Task to carry out: Rewrite the listing below with "Output format" swapped for "Response format" and every other part unchanged. Leave out the pictures.

Records shown:
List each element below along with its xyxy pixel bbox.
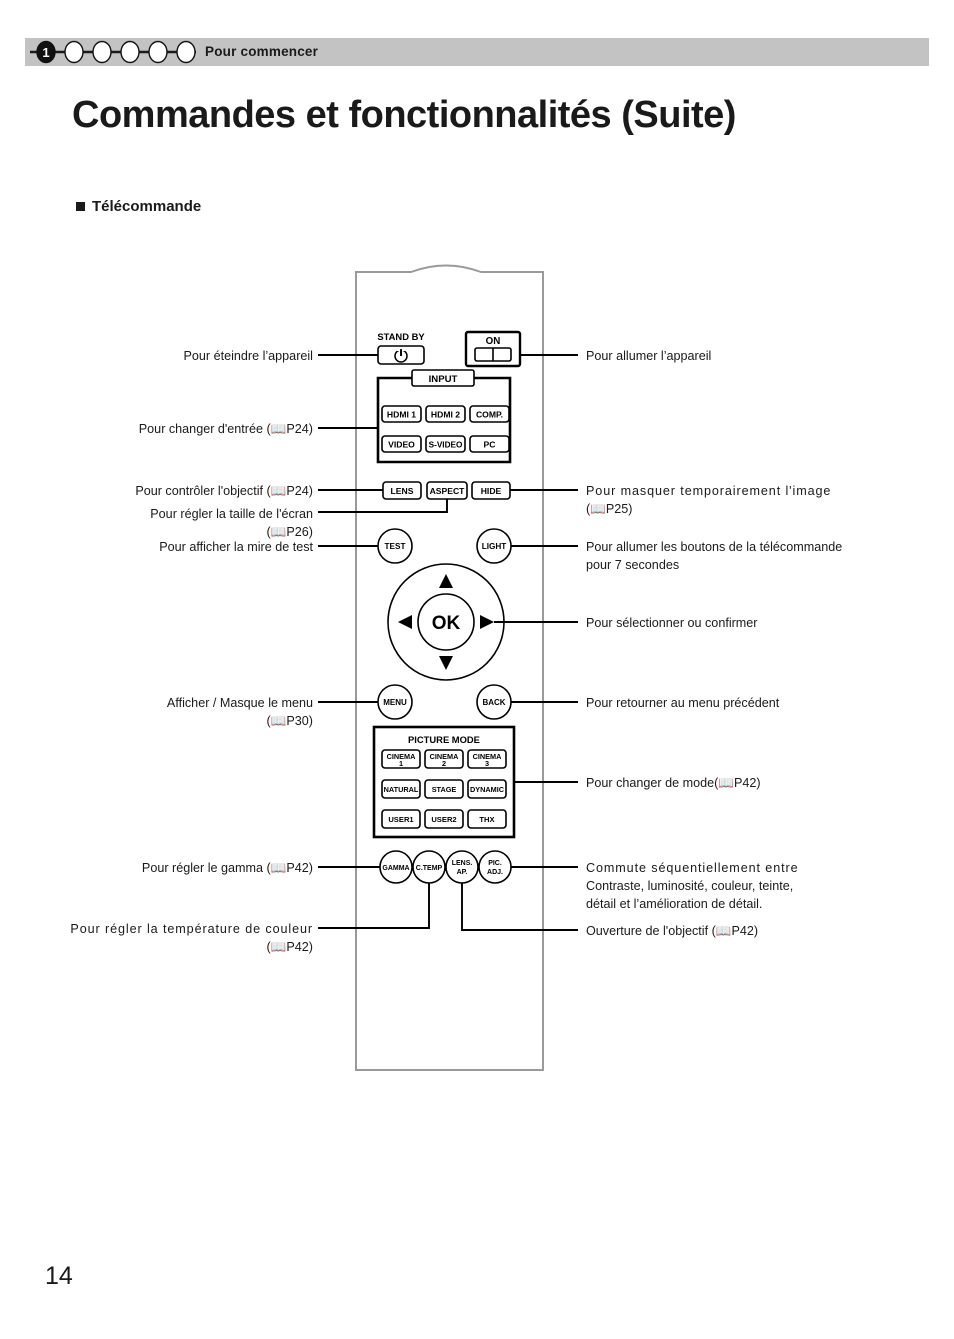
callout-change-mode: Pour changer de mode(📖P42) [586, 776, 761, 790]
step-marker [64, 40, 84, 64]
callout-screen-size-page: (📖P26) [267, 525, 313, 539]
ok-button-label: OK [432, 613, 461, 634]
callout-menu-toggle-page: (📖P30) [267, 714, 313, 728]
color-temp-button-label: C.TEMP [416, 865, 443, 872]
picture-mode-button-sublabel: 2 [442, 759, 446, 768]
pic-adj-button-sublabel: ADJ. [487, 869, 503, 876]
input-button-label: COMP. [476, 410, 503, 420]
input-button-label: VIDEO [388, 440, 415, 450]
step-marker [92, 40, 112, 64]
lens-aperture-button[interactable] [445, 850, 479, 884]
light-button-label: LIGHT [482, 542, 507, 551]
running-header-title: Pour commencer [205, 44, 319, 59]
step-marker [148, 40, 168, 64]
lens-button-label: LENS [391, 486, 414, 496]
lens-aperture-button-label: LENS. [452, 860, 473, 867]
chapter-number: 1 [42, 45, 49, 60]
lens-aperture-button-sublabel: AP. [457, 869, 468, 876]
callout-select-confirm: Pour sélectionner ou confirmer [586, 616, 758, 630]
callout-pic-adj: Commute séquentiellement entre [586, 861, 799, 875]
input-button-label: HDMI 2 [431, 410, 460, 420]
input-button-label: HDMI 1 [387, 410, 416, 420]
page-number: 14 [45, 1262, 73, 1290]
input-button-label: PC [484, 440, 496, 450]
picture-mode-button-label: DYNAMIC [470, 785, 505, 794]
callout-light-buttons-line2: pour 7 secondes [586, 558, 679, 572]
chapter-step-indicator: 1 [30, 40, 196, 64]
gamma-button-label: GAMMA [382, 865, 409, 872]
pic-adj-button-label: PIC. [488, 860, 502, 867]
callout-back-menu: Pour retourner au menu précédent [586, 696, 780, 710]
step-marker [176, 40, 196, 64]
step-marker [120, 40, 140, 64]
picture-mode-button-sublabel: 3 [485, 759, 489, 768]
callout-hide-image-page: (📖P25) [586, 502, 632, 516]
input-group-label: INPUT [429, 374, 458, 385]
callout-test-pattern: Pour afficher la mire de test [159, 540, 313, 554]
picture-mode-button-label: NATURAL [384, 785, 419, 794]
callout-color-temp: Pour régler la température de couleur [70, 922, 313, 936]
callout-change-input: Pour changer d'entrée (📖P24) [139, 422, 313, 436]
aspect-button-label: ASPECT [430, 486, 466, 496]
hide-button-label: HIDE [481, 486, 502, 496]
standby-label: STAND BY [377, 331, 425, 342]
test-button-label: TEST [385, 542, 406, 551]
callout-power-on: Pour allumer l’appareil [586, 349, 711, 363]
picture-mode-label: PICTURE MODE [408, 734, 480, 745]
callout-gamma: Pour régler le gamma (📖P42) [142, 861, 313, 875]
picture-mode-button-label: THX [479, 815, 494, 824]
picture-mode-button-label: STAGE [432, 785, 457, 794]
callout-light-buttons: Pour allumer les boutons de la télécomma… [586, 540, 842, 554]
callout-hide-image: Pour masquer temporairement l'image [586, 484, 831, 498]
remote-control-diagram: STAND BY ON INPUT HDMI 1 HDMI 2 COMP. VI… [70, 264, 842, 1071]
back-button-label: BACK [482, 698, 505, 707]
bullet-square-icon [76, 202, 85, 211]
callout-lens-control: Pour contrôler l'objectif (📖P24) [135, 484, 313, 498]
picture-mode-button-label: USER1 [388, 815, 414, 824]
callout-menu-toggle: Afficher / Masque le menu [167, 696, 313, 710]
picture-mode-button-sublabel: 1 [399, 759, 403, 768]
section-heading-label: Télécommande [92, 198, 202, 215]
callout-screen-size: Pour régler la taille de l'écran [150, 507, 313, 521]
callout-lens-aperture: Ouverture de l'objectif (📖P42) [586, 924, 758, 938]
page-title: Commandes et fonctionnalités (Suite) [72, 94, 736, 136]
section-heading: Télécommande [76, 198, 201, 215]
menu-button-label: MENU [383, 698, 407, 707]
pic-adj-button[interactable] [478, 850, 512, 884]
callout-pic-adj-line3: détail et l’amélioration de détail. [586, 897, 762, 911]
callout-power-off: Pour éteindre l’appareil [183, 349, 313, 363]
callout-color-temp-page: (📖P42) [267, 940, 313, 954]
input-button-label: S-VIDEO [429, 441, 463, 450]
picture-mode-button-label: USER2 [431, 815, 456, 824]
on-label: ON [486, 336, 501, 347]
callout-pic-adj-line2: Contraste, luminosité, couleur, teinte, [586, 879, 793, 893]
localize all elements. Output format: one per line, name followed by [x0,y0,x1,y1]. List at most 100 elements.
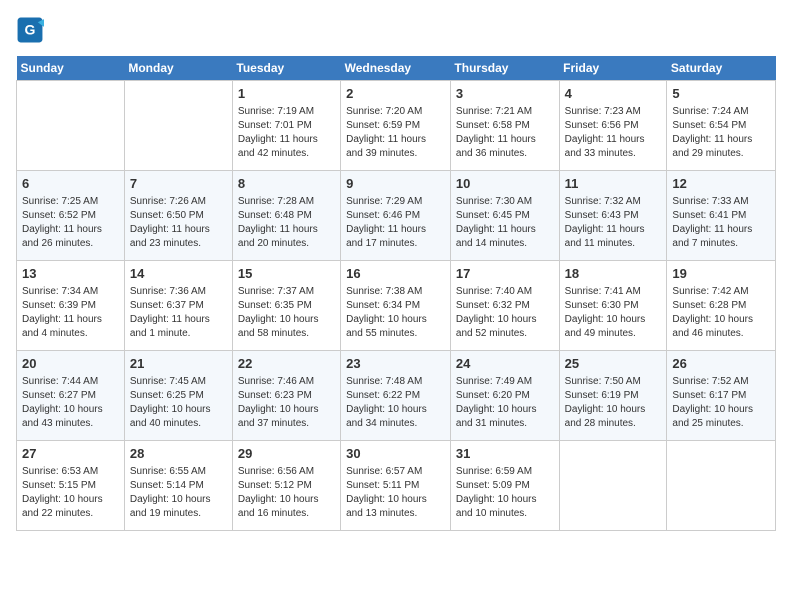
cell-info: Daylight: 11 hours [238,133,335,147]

Written answer:
List each element below along with its xyxy pixel bbox.
callout-change-mode: Pour changer de mode(📖P42) [586, 776, 761, 790]
step-marker [64, 40, 84, 64]
callout-screen-size-page: (📖P26) [267, 525, 313, 539]
ok-button-label: OK [432, 613, 461, 634]
callout-menu-toggle-page: (📖P30) [267, 714, 313, 728]
color-temp-button-label: C.TEMP [416, 865, 443, 872]
picture-mode-button-sublabel: 2 [442, 759, 446, 768]
pic-adj-button-sublabel: ADJ. [487, 869, 503, 876]
input-button-label: COMP. [476, 410, 503, 420]
input-button-label: VIDEO [388, 440, 415, 450]
step-marker [92, 40, 112, 64]
lens-aperture-button[interactable] [445, 850, 479, 884]
light-button-label: LIGHT [482, 542, 507, 551]
running-header-title: Pour commencer [205, 44, 319, 59]
step-marker [148, 40, 168, 64]
lens-button-label: LENS [391, 486, 414, 496]
lens-aperture-button-label: LENS. [452, 860, 473, 867]
chapter-number: 1 [42, 45, 49, 60]
lens-aperture-button-sublabel: AP. [457, 869, 468, 876]
callout-select-confirm: Pour sélectionner ou confirmer [586, 616, 758, 630]
callout-pic-adj: Commute séquentiellement entre [586, 861, 799, 875]
input-button-label: HDMI 2 [431, 410, 460, 420]
input-button-label: HDMI 1 [387, 410, 416, 420]
page-number: 14 [45, 1262, 73, 1290]
input-button-label: PC [484, 440, 496, 450]
picture-mode-button-label: DYNAMIC [470, 785, 505, 794]
callout-light-buttons-line2: pour 7 secondes [586, 558, 679, 572]
chapter-step-indicator: 1 [30, 40, 196, 64]
gamma-button-label: GAMMA [382, 865, 409, 872]
pic-adj-button-label: PIC. [488, 860, 502, 867]
callout-back-menu: Pour retourner au menu précédent [586, 696, 780, 710]
step-marker [176, 40, 196, 64]
step-marker [120, 40, 140, 64]
picture-mode-button-sublabel: 3 [485, 759, 489, 768]
callout-hide-image-page: (📖P25) [586, 502, 632, 516]
input-group-label: INPUT [429, 374, 458, 385]
callout-test-pattern: Pour afficher la mire de test [159, 540, 313, 554]
picture-mode-button-label: NATURAL [384, 785, 419, 794]
callout-color-temp: Pour régler la température de couleur [70, 922, 313, 936]
callout-change-input: Pour changer d'entrée (📖P24) [139, 422, 313, 436]
aspect-button-label: ASPECT [430, 486, 466, 496]
hide-button-label: HIDE [481, 486, 502, 496]
standby-label: STAND BY [377, 331, 425, 342]
test-button-label: TEST [385, 542, 406, 551]
callout-power-on: Pour allumer l’appareil [586, 349, 711, 363]
picture-mode-label: PICTURE MODE [408, 734, 480, 745]
callout-gamma: Pour régler le gamma (📖P42) [142, 861, 313, 875]
picture-mode-button-label: THX [479, 815, 494, 824]
picture-mode-button-label: STAGE [432, 785, 457, 794]
callout-light-buttons: Pour allumer les boutons de la télécomma… [586, 540, 842, 554]
callout-hide-image: Pour masquer temporairement l'image [586, 484, 831, 498]
remote-control-diagram: STAND BY ON INPUT HDMI 1 HDMI 2 COMP. VI… [70, 264, 842, 1071]
back-button-label: BACK [482, 698, 505, 707]
bullet-square-icon [76, 202, 85, 211]
callout-lens-control: Pour contrôler l'objectif (📖P24) [135, 484, 313, 498]
picture-mode-button-label: USER1 [388, 815, 414, 824]
callout-menu-toggle: Afficher / Masque le menu [167, 696, 313, 710]
picture-mode-button-sublabel: 1 [399, 759, 403, 768]
section-heading-label: Télécommande [92, 198, 202, 215]
callout-screen-size: Pour régler la taille de l'écran [150, 507, 313, 521]
callout-lens-aperture: Ouverture de l'objectif (📖P42) [586, 924, 758, 938]
page-title: Commandes et fonctionnalités (Suite) [72, 94, 736, 136]
section-heading: Télécommande [76, 198, 201, 215]
menu-button-label: MENU [383, 698, 407, 707]
pic-adj-button[interactable] [478, 850, 512, 884]
callout-pic-adj-line3: détail et l’amélioration de détail. [586, 897, 762, 911]
callout-power-off: Pour éteindre l’appareil [183, 349, 313, 363]
callout-color-temp-page: (📖P42) [267, 940, 313, 954]
input-button-label: S-VIDEO [429, 441, 463, 450]
picture-mode-button-label: USER2 [431, 815, 456, 824]
on-label: ON [486, 336, 501, 347]
callout-pic-adj-line2: Contraste, luminosité, couleur, teinte, [586, 879, 793, 893]
localize all elements. Response format: one per line, name followed by [x0,y0,x1,y1]. List at most 100 elements.
cell-info: Daylight: 11 hours [238,133,335,147]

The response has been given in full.